**DATA PROVIDED:**
================================
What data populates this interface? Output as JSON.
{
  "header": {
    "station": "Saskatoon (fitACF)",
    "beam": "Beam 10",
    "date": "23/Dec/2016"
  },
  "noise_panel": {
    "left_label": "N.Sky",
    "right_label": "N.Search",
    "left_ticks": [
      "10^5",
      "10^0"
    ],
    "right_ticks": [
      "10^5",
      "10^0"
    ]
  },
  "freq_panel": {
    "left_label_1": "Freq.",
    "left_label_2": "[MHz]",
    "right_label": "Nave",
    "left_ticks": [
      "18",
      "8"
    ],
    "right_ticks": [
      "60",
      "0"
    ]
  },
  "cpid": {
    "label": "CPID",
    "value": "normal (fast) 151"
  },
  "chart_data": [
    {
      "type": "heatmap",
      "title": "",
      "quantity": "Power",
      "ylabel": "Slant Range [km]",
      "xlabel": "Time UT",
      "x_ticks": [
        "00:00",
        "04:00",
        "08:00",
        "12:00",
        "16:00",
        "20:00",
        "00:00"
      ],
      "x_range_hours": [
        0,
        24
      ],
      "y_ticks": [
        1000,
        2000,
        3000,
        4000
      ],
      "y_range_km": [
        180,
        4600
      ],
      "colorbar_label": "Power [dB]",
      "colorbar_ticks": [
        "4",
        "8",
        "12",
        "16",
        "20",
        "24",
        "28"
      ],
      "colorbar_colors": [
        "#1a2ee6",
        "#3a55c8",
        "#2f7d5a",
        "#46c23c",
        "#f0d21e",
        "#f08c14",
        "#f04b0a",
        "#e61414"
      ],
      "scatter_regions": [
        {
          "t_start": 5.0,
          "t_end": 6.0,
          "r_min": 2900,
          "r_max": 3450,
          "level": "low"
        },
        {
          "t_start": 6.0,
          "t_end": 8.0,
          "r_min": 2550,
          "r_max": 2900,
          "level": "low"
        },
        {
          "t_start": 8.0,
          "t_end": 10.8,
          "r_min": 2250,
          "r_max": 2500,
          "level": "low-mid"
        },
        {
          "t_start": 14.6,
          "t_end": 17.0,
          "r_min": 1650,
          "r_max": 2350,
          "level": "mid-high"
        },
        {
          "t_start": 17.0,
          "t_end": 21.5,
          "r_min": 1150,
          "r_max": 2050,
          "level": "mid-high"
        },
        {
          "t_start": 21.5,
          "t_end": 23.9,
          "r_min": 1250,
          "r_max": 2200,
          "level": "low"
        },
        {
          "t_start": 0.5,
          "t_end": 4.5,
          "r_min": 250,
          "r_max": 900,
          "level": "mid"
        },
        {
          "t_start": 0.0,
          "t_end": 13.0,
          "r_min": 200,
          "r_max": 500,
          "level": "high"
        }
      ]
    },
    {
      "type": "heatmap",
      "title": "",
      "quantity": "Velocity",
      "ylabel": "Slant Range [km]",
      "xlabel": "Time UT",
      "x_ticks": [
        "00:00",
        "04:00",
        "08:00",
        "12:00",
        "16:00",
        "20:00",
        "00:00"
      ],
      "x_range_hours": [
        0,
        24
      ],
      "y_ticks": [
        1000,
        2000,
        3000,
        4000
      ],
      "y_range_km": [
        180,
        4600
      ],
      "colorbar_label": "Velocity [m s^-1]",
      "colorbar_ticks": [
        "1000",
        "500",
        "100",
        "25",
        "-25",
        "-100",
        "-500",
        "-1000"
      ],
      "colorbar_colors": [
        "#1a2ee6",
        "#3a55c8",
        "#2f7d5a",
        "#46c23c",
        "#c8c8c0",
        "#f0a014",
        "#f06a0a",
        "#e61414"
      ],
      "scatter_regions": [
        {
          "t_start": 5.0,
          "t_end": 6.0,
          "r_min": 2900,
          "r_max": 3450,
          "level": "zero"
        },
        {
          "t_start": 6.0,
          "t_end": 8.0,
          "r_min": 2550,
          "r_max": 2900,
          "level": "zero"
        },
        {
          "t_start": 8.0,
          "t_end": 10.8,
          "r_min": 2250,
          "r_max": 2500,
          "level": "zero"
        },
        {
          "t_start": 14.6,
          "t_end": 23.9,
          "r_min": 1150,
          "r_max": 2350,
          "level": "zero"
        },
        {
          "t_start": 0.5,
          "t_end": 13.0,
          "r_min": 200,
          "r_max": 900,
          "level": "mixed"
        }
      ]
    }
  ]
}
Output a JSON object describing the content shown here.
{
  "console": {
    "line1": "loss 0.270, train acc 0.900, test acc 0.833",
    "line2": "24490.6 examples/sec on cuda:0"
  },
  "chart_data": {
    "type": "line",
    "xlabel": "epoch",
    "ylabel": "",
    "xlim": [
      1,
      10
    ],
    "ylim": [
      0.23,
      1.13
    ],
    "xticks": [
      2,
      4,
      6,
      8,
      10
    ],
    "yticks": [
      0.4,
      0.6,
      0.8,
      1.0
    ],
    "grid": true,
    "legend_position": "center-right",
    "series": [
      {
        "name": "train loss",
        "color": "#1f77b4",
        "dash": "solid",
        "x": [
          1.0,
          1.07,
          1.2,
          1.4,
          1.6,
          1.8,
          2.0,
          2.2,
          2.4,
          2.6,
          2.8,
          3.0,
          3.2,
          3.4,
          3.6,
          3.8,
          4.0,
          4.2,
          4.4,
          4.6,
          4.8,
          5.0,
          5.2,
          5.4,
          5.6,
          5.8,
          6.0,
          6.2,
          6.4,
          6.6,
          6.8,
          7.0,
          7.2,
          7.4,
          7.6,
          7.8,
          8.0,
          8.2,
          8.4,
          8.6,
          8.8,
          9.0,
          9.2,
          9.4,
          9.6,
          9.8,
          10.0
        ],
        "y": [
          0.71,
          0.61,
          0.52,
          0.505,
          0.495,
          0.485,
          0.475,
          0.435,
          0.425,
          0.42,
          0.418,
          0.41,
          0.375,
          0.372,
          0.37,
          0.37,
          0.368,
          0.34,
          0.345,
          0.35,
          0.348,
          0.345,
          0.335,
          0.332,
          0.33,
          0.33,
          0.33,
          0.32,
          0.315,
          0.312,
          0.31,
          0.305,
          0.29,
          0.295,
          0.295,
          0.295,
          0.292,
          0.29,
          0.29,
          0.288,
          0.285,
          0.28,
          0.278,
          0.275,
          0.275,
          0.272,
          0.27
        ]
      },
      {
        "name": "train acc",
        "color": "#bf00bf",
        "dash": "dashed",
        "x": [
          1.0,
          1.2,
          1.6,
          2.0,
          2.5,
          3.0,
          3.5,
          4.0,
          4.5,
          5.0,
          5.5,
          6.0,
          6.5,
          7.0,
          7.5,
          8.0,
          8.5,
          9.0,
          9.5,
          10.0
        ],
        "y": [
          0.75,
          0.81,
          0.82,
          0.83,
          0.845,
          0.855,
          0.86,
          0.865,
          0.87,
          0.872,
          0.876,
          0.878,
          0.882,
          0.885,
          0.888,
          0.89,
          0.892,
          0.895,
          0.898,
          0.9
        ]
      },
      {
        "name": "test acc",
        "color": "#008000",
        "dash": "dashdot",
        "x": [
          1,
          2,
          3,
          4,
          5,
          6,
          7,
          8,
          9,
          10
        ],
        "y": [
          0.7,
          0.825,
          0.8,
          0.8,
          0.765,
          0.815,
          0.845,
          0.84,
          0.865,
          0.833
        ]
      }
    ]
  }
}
================================
Show the lines of the data that hold the word "Velocity".

**CORRECT ANSWER:**
      "quantity": "Velocity",
      "colorbar_label": "Velocity [m s^-1]",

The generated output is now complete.